Requirement: Identify each line containing the word "screenshot" and copy it.

Source records:
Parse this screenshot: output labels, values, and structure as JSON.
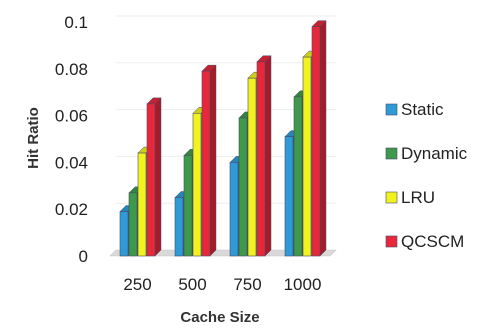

---

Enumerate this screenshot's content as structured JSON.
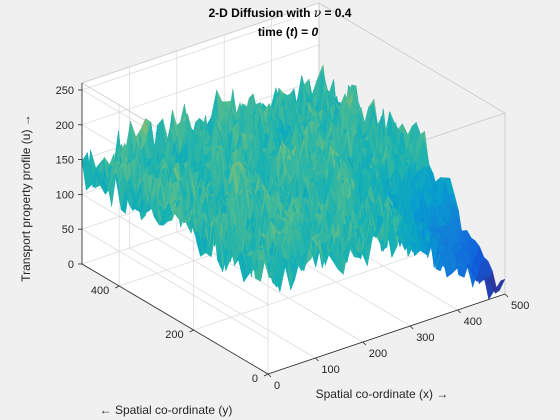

...

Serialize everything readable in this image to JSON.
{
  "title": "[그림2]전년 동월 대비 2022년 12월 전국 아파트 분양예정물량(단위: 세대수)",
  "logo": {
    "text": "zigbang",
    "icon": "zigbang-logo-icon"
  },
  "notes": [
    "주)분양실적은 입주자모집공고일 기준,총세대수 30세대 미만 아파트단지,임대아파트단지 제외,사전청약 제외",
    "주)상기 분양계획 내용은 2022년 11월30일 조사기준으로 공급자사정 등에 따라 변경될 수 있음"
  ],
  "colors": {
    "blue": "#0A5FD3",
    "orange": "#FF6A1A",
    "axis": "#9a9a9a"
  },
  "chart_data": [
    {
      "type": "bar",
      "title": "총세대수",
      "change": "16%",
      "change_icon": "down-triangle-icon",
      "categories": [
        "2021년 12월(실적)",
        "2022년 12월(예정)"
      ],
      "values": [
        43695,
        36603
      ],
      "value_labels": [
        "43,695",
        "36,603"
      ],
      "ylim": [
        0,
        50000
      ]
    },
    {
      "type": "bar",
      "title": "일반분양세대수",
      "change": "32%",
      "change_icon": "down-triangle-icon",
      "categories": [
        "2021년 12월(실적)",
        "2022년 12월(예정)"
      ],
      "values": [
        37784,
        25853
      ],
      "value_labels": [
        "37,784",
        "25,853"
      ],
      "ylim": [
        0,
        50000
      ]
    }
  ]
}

Output below:
Parse this screenshot: output labels, values, and structure as JSON.
Enumerate this screenshot's content as structured JSON.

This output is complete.